— To do —
Copy out all lines that carry the word "Flow".

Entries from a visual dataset
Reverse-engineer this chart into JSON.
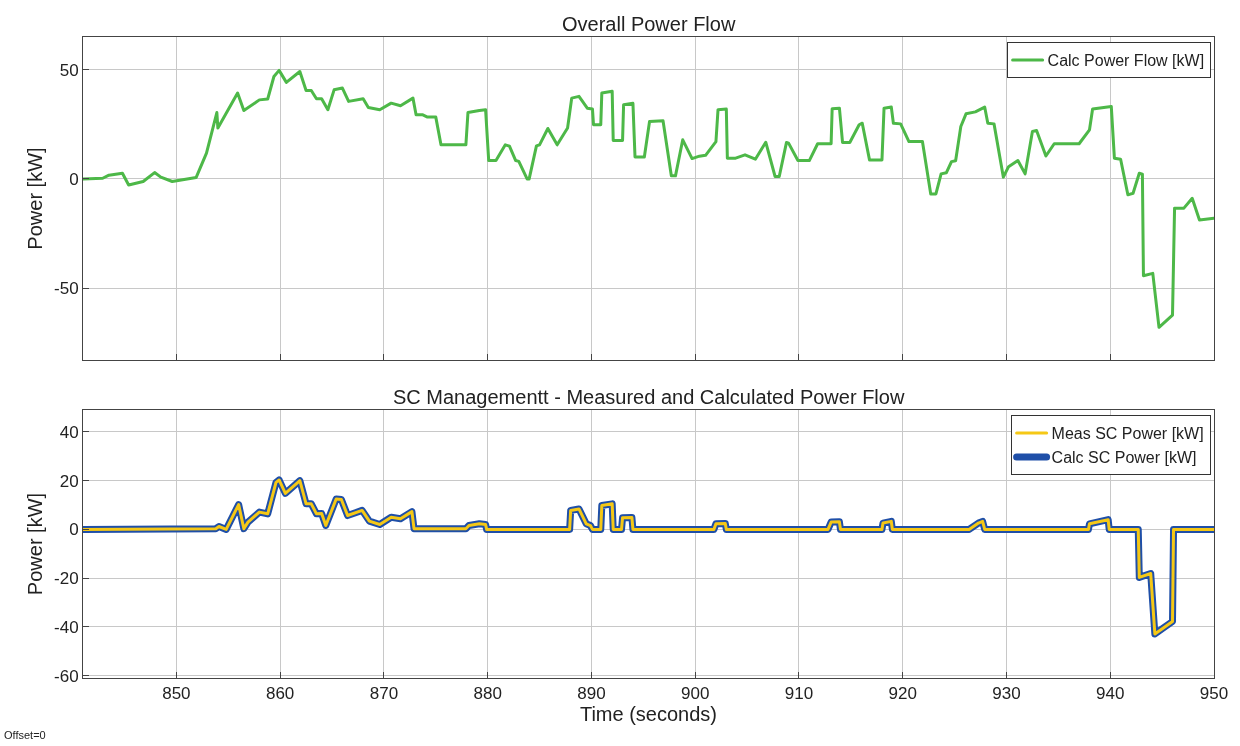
{
  "chart_data": [
    {
      "type": "line",
      "title": "Overall Power Flow",
      "ylabel": "Power [kW]",
      "xlim": [
        841,
        950
      ],
      "xticks": [
        850,
        860,
        870,
        880,
        890,
        900,
        910,
        920,
        930,
        940,
        950
      ],
      "ylim": [
        -83,
        65
      ],
      "yticks": [
        -50,
        0,
        50
      ],
      "grid": true,
      "legend": "top right",
      "tick_labels": "y",
      "series": [
        {
          "name": "Calc Power Flow [kW]",
          "color": "#4db848",
          "x": [
            841,
            842.9,
            843.5,
            844.8,
            845.4,
            846.8,
            847.9,
            848.5,
            849.6,
            851.9,
            852.9,
            853.9,
            854.0,
            855.9,
            856.5,
            858.0,
            858.8,
            859.4,
            859.9,
            860.6,
            861.9,
            862.5,
            863.0,
            863.5,
            864.0,
            864.6,
            865.2,
            866.0,
            866.6,
            868.0,
            868.5,
            869.6,
            870.7,
            871.6,
            872.8,
            873.1,
            873.7,
            874.2,
            875.0,
            875.5,
            877.9,
            878.1,
            879.2,
            879.8,
            880.1,
            880.8,
            881.7,
            882.1,
            882.7,
            883.0,
            883.8,
            884.0,
            884.7,
            885.0,
            885.8,
            886.7,
            887.7,
            888.1,
            888.8,
            889.6,
            890.1,
            890.2,
            890.9,
            891.0,
            892.0,
            892.1,
            893.0,
            893.1,
            894.0,
            894.2,
            895.1,
            895.6,
            896.9,
            897.7,
            898.1,
            898.8,
            899.7,
            900.4,
            901.0,
            902.0,
            902.2,
            903.0,
            903.1,
            903.9,
            904.8,
            905.8,
            906.8,
            907.7,
            908.1,
            908.8,
            909.0,
            909.9,
            911.0,
            911.8,
            913.1,
            913.2,
            913.9,
            914.2,
            914.9,
            915.8,
            916.1,
            916.8,
            918.0,
            918.2,
            918.9,
            919.1,
            919.8,
            920.6,
            921.9,
            922.7,
            923.2,
            923.7,
            924.2,
            924.7,
            925.1,
            925.6,
            926.1,
            927.0,
            927.9,
            928.2,
            928.8,
            929.7,
            930.2,
            931.1,
            931.8,
            932.5,
            932.9,
            933.8,
            934.6,
            937.0,
            938.0,
            938.3,
            940.1,
            940.4,
            941.0,
            941.7,
            942.2,
            942.8,
            943.1,
            943.2,
            944.1,
            944.7,
            946.0,
            946.2,
            947.1,
            947.9,
            948.6,
            950
          ],
          "values": [
            0,
            0.3,
            1.7,
            2.6,
            -2.8,
            -1.2,
            2.9,
            0.8,
            -1.2,
            0.6,
            11.8,
            30.4,
            23.3,
            39.3,
            31.3,
            36.2,
            36.6,
            46.9,
            49.7,
            44.2,
            49.2,
            40.5,
            40.5,
            36.7,
            36.7,
            31.7,
            40.8,
            41.6,
            35.5,
            36.7,
            32.7,
            31.7,
            34.7,
            33.5,
            37.0,
            29.4,
            29.4,
            28.3,
            28.3,
            15.6,
            15.6,
            30.4,
            31.3,
            31.7,
            8.4,
            8.4,
            15.6,
            15.0,
            8.4,
            8.0,
            0,
            0,
            15.1,
            15.6,
            23.1,
            15.6,
            23.3,
            37.0,
            37.8,
            32.4,
            32.0,
            24.8,
            24.8,
            39.3,
            40.1,
            17.6,
            17.6,
            34.0,
            34.6,
            10.0,
            10.0,
            26.3,
            26.6,
            1.4,
            1.4,
            17.9,
            9.3,
            10.4,
            10.8,
            17.1,
            31.7,
            32.0,
            9.5,
            9.5,
            11.0,
            9.0,
            16.8,
            1.1,
            1.1,
            16.7,
            16.4,
            8.4,
            8.4,
            16.1,
            16.1,
            32.1,
            32.4,
            16.7,
            16.7,
            24.8,
            25.5,
            8.7,
            8.7,
            32.4,
            32.9,
            25.5,
            25.2,
            17.1,
            17.1,
            -6.9,
            -6.9,
            2.3,
            2.8,
            7.9,
            8.3,
            24.0,
            29.8,
            30.7,
            32.9,
            25.5,
            25.2,
            0.8,
            5.6,
            8.4,
            2.3,
            21.7,
            22.2,
            10.5,
            16.1,
            16.1,
            22.5,
            32.0,
            33.2,
            9.5,
            9.0,
            -7.3,
            -6.6,
            2.6,
            2.2,
            -44.4,
            -43.3,
            -68,
            -62.4,
            -13.4,
            -13.4,
            -8.9,
            -18.8,
            -18
          ]
        }
      ]
    },
    {
      "type": "line",
      "title": "SC Managementt - Measured and Calculated Power Flow",
      "xlabel": "Time (seconds)",
      "ylabel": "Power [kW]",
      "xlim": [
        841,
        950
      ],
      "xticks": [
        850,
        860,
        870,
        880,
        890,
        900,
        910,
        920,
        930,
        940,
        950
      ],
      "ylim": [
        -61,
        49
      ],
      "yticks": [
        -60,
        -40,
        -20,
        0,
        20,
        40
      ],
      "grid": true,
      "legend": "top right",
      "annotations": [
        "Offset=0"
      ],
      "x": [
        841,
        853.8,
        854.1,
        854.8,
        856.0,
        856.5,
        856.9,
        858.0,
        858.8,
        859.6,
        859.9,
        860.5,
        861.9,
        862.5,
        863.0,
        863.5,
        864.0,
        864.4,
        865.4,
        865.9,
        866.5,
        867.9,
        868.6,
        869.6,
        870.7,
        871.6,
        872.7,
        872.9,
        877.9,
        878.2,
        879.2,
        879.8,
        879.9,
        887.9,
        888.0,
        888.8,
        889.5,
        889.9,
        890.1,
        890.9,
        891.0,
        892.0,
        892.1,
        892.9,
        893.0,
        893.9,
        894.0,
        901.8,
        902.0,
        902.9,
        903.0,
        912.8,
        913.1,
        913.9,
        914.0,
        918.0,
        918.1,
        918.9,
        919.0,
        926.4,
        927.3,
        927.7,
        927.9,
        937.9,
        938.0,
        939.8,
        939.9,
        942.7,
        942.8,
        943.9,
        944.3,
        946.0,
        946.1,
        950
      ],
      "series": [
        {
          "name": "Meas SC Power [kW]",
          "color": "#f5c816",
          "values": [
            0,
            0.3,
            1.2,
            0,
            10.2,
            0.3,
            3,
            7.1,
            6.4,
            19.3,
            20.3,
            14.8,
            20,
            10.5,
            10.5,
            6.4,
            6.5,
            1.6,
            12.5,
            12.3,
            5.7,
            7.8,
            3.4,
            2,
            5,
            4.4,
            7.3,
            0.3,
            0.3,
            1.6,
            2.3,
            2,
            0,
            0,
            7.8,
            8.4,
            2.3,
            1.6,
            0,
            0,
            9.8,
            10.5,
            0,
            0,
            4.8,
            4.9,
            0,
            0,
            2.3,
            2.4,
            0,
            0,
            3,
            3.1,
            0,
            0,
            2.6,
            3.3,
            0,
            0,
            2.6,
            3.3,
            0,
            0,
            2.3,
            4,
            0,
            0,
            -19.7,
            -18.1,
            -42.9,
            -37.8,
            0,
            0
          ]
        },
        {
          "name": "Calc SC Power [kW]",
          "color": "#1f4fa8",
          "values": [
            0,
            0.3,
            1.2,
            0,
            10.2,
            0.3,
            3,
            7.1,
            6.4,
            19.3,
            20.3,
            14.8,
            20,
            10.5,
            10.5,
            6.4,
            6.5,
            1.6,
            12.5,
            12.3,
            5.7,
            7.8,
            3.4,
            2,
            5,
            4.4,
            7.3,
            0.3,
            0.3,
            1.6,
            2.3,
            2,
            0,
            0,
            7.8,
            8.4,
            2.3,
            1.6,
            0,
            0,
            9.8,
            10.5,
            0,
            0,
            4.8,
            4.9,
            0,
            0,
            2.3,
            2.4,
            0,
            0,
            3,
            3.1,
            0,
            0,
            2.6,
            3.3,
            0,
            0,
            2.6,
            3.3,
            0,
            0,
            2.3,
            4,
            0,
            0,
            -19.7,
            -18.1,
            -42.9,
            -37.8,
            0,
            0
          ]
        }
      ]
    }
  ]
}
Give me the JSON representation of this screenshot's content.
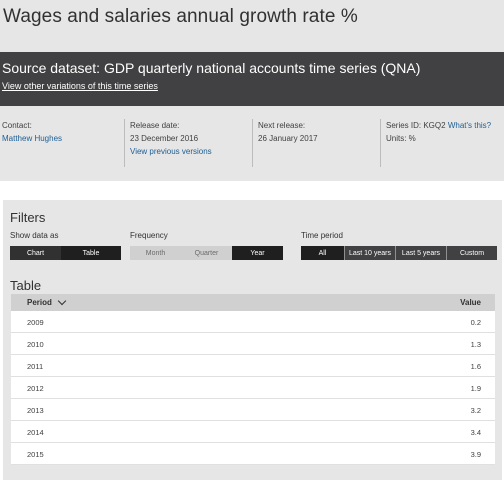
{
  "page_title": "Wages and salaries annual growth rate %",
  "dataset": {
    "title": "Source dataset: GDP quarterly national accounts time series (QNA)",
    "variations_link": "View other variations of this time series"
  },
  "meta": {
    "contact_label": "Contact:",
    "contact_value": "Matthew Hughes",
    "release_label": "Release date:",
    "release_value": "23 December 2016",
    "previous_versions_link": "View previous versions",
    "next_release_label": "Next release:",
    "next_release_value": "26 January 2017",
    "series_id_label": "Series ID: KGQ2",
    "whats_this_link": "What's this?",
    "units_label": "Units: %"
  },
  "filters": {
    "title": "Filters",
    "show_data_as": {
      "label": "Show data as",
      "options": [
        "Chart",
        "Table"
      ],
      "selected": "Table"
    },
    "frequency": {
      "label": "Frequency",
      "options": [
        "Month",
        "Quarter",
        "Year"
      ],
      "selected": "Year"
    },
    "time_period": {
      "label": "Time period",
      "options": [
        "All",
        "Last 10 years",
        "Last 5 years",
        "Custom"
      ],
      "selected": "All"
    }
  },
  "table": {
    "title": "Table",
    "col_period": "Period",
    "col_value": "Value",
    "rows": [
      {
        "period": "2009",
        "value": "0.2"
      },
      {
        "period": "2010",
        "value": "1.3"
      },
      {
        "period": "2011",
        "value": "1.6"
      },
      {
        "period": "2012",
        "value": "1.9"
      },
      {
        "period": "2013",
        "value": "3.2"
      },
      {
        "period": "2014",
        "value": "3.4"
      },
      {
        "period": "2015",
        "value": "3.9"
      }
    ]
  },
  "colors": {
    "link": "#206095",
    "dark_bar": "#414042",
    "selected_button": "#1f1f1f",
    "page_background": "#e6e6e6"
  }
}
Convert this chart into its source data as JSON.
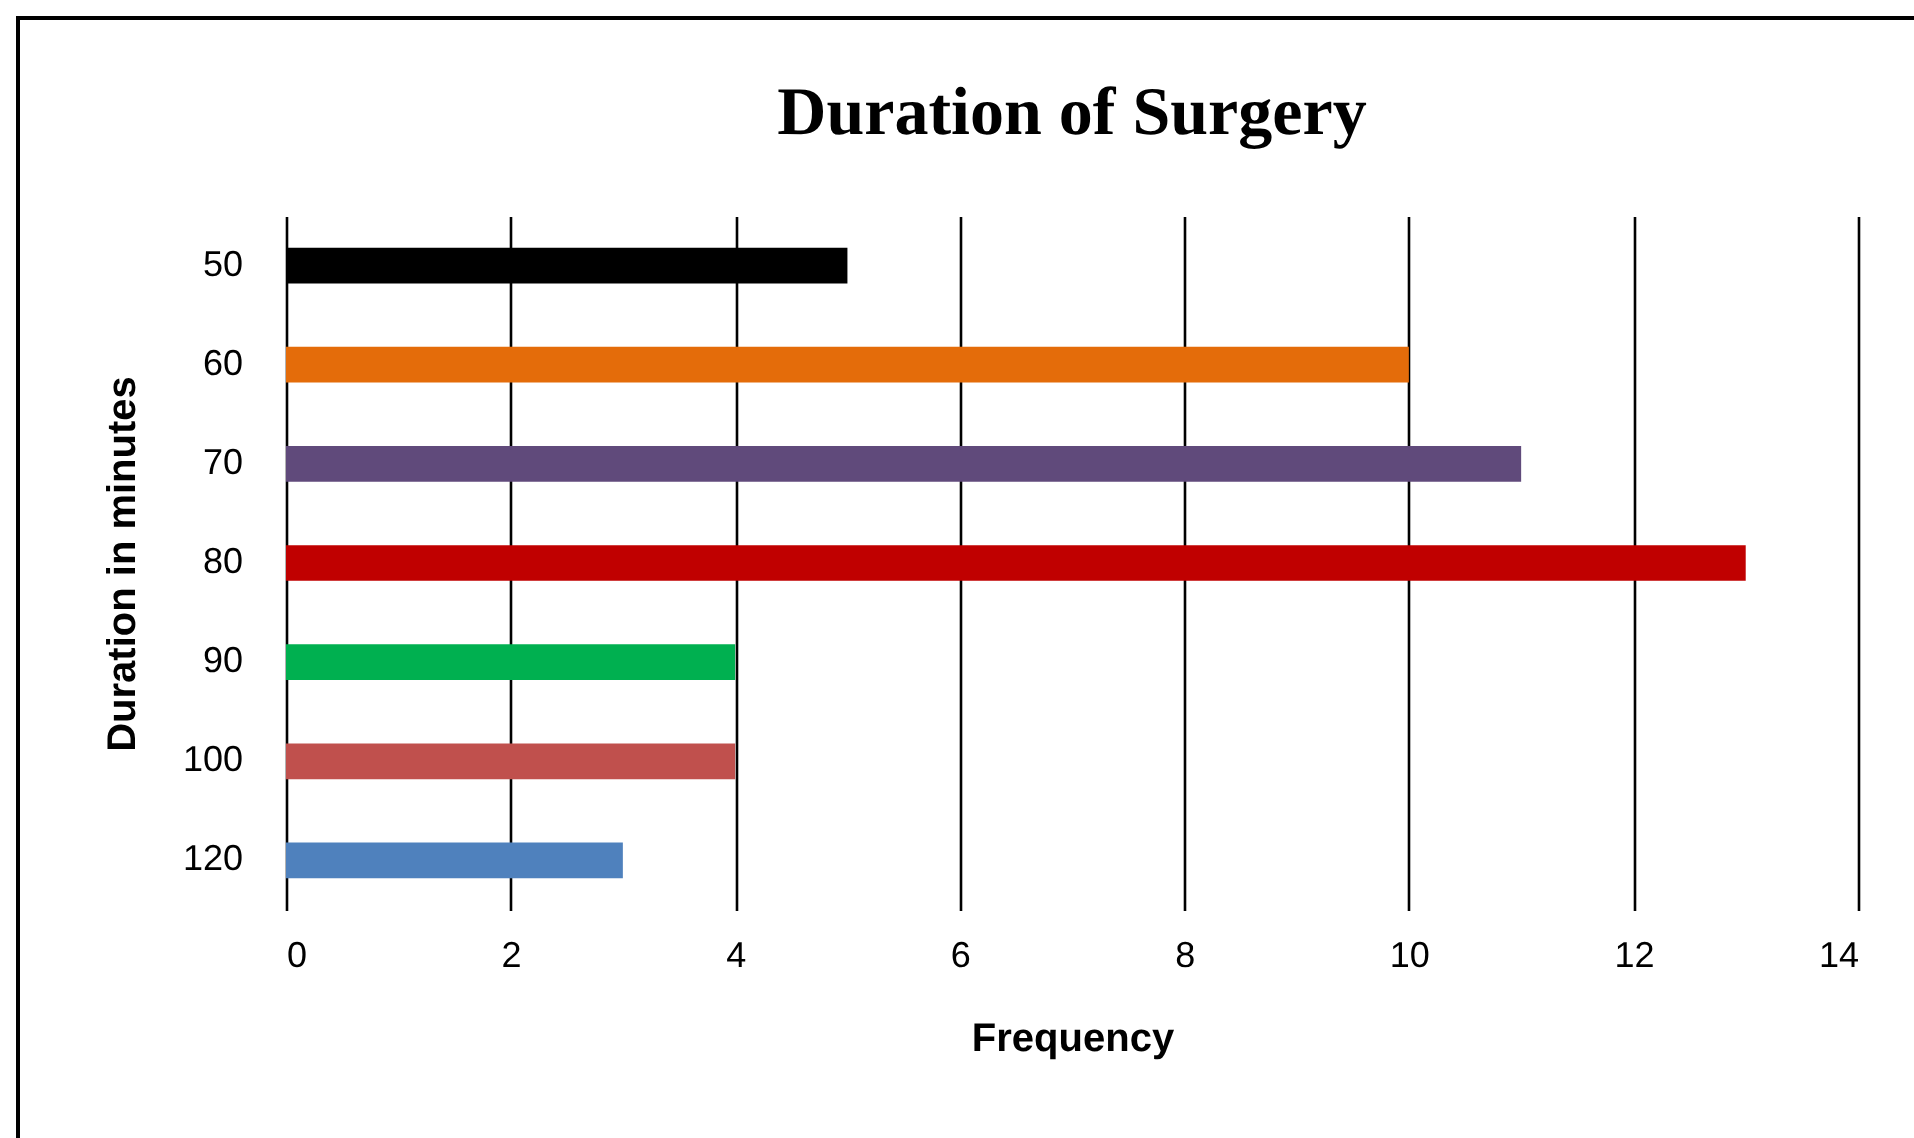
{
  "chart_data": {
    "type": "bar",
    "orientation": "horizontal",
    "title": "Duration of Surgery",
    "xlabel": "Frequency",
    "ylabel": "Duration in minutes",
    "categories": [
      "50",
      "60",
      "70",
      "80",
      "90",
      "100",
      "120"
    ],
    "values": [
      5,
      10,
      11,
      13,
      4,
      4,
      3
    ],
    "colors": [
      "#000000",
      "#e46c0a",
      "#604a7b",
      "#c00000",
      "#00b050",
      "#c0504d",
      "#4f81bd"
    ],
    "xlim": [
      0,
      14
    ],
    "xticks": [
      0,
      2,
      4,
      6,
      8,
      10,
      12,
      14
    ],
    "grid": "x",
    "legend": false
  }
}
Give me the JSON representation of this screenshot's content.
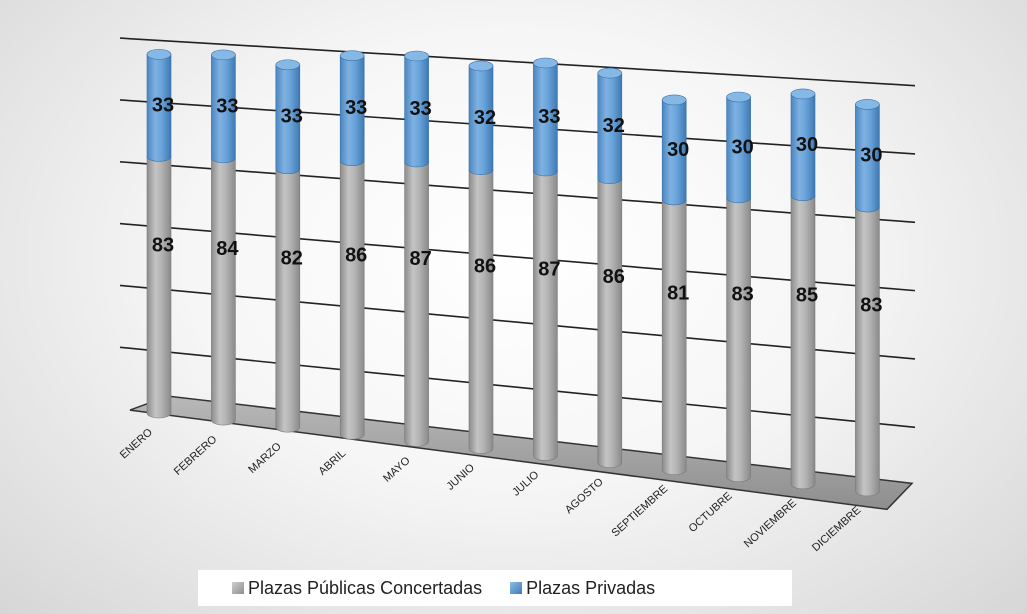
{
  "chart_data": {
    "type": "bar",
    "stacked": true,
    "categories": [
      "ENERO",
      "FEBRERO",
      "MARZO",
      "ABRIL",
      "MAYO",
      "JUNIO",
      "JULIO",
      "AGOSTO",
      "SEPTIEMBRE",
      "OCTUBRE",
      "NOVIEMBRE",
      "DICIEMBRE"
    ],
    "series": [
      {
        "name": "Plazas Públicas Concertadas",
        "values": [
          83,
          84,
          82,
          86,
          87,
          86,
          87,
          86,
          81,
          83,
          85,
          83
        ],
        "color": "#a9a9a9"
      },
      {
        "name": "Plazas Privadas",
        "values": [
          33,
          33,
          33,
          33,
          33,
          32,
          33,
          32,
          30,
          30,
          30,
          30
        ],
        "color": "#5b9bd5"
      }
    ],
    "ylim": [
      0,
      120
    ],
    "grid": true,
    "legend": "bottom",
    "title": "",
    "xlabel": "",
    "ylabel": ""
  }
}
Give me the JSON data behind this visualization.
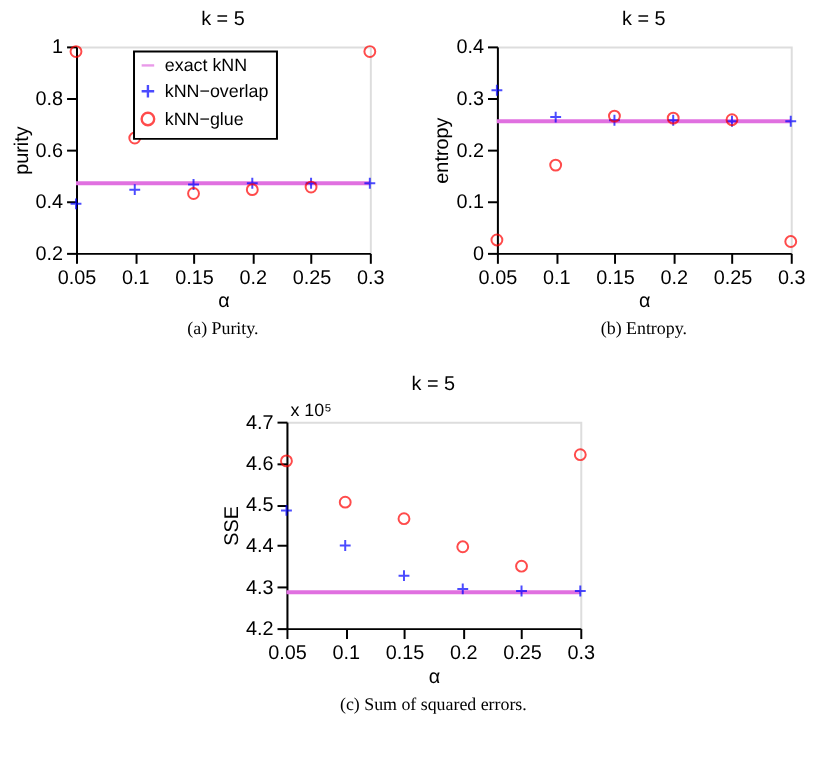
{
  "chart_data": [
    {
      "type": "scatter",
      "title": "k = 5",
      "xlabel": "α",
      "ylabel": "purity",
      "xlim": [
        0.05,
        0.3
      ],
      "xticks": [
        0.05,
        0.1,
        0.15,
        0.2,
        0.25,
        0.3
      ],
      "ylim": [
        0.2,
        1
      ],
      "yticks": [
        0.2,
        0.4,
        0.6,
        0.8,
        1
      ],
      "grid": false,
      "legend": "top",
      "x": [
        0.05,
        0.1,
        0.15,
        0.2,
        0.25,
        0.3
      ],
      "series": [
        {
          "name": "exact kNN",
          "type": "line",
          "color": "#e070e0",
          "marker": "none",
          "line_style": "solid",
          "values": [
            0.47,
            0.47,
            0.47,
            0.47,
            0.47,
            0.47
          ]
        },
        {
          "name": "kNN−overlap",
          "color": "#0000ff",
          "marker": "cross",
          "values": [
            0.39,
            0.445,
            0.465,
            0.47,
            0.47,
            0.47
          ]
        },
        {
          "name": "kNN−glue",
          "color": "#ff0000",
          "marker": "circle",
          "values": [
            0.98,
            0.645,
            0.43,
            0.445,
            0.455,
            0.98
          ]
        }
      ],
      "annotations": [
        "(a)  Purity."
      ]
    },
    {
      "type": "scatter",
      "title": "k = 5",
      "xlabel": "α",
      "ylabel": "entropy",
      "xlim": [
        0.05,
        0.3
      ],
      "xticks": [
        0.05,
        0.1,
        0.15,
        0.2,
        0.25,
        0.3
      ],
      "ylim": [
        0,
        0.4
      ],
      "yticks": [
        0,
        0.1,
        0.2,
        0.3,
        0.4
      ],
      "grid": false,
      "legend": "bottom",
      "x": [
        0.05,
        0.1,
        0.15,
        0.2,
        0.25,
        0.3
      ],
      "series": [
        {
          "name": "exact kNN",
          "type": "line",
          "color": "#e070e0",
          "marker": "none",
          "line_style": "solid",
          "values": [
            0.255,
            0.255,
            0.255,
            0.255,
            0.255,
            0.255
          ]
        },
        {
          "name": "kNN−overlap",
          "color": "#0000ff",
          "marker": "cross",
          "values": [
            0.315,
            0.263,
            0.257,
            0.257,
            0.255,
            0.255
          ]
        },
        {
          "name": "kNN−glue",
          "color": "#ff0000",
          "marker": "circle",
          "values": [
            0.025,
            0.17,
            0.265,
            0.261,
            0.258,
            0.022
          ]
        }
      ],
      "annotations": [
        "(b)  Entropy."
      ]
    },
    {
      "type": "scatter",
      "title": "k = 5",
      "xlabel": "α",
      "ylabel": "SSE",
      "xlim": [
        0.05,
        0.3
      ],
      "xticks": [
        0.05,
        0.1,
        0.15,
        0.2,
        0.25,
        0.3
      ],
      "ylim": [
        4.2,
        4.7
      ],
      "yticks": [
        4.2,
        4.3,
        4.4,
        4.5,
        4.6,
        4.7
      ],
      "grid": false,
      "legend": "top",
      "x": [
        0.05,
        0.1,
        0.15,
        0.2,
        0.25,
        0.3
      ],
      "series": [
        {
          "name": "exact kNN",
          "type": "line",
          "color": "#e070e0",
          "marker": "none",
          "line_style": "solid",
          "values": [
            4.287,
            4.287,
            4.287,
            4.287,
            4.287,
            4.287
          ]
        },
        {
          "name": "kNN−overlap",
          "color": "#0000ff",
          "marker": "cross",
          "values": [
            4.485,
            4.4,
            4.327,
            4.295,
            4.29,
            4.29
          ]
        },
        {
          "name": "kNN−glue",
          "color": "#ff0000",
          "marker": "circle",
          "values": [
            4.605,
            4.505,
            4.465,
            4.397,
            4.35,
            4.62
          ]
        }
      ],
      "annotations": [
        "x 10⁵",
        "(c)  Sum of squared errors."
      ]
    }
  ]
}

— Output for this exercise —
      "title": "Overall Power Flow",
          "name": "Calc Power Flow [kW]",
      "title": "SC Managementt - Measured and Calculated Power Flow",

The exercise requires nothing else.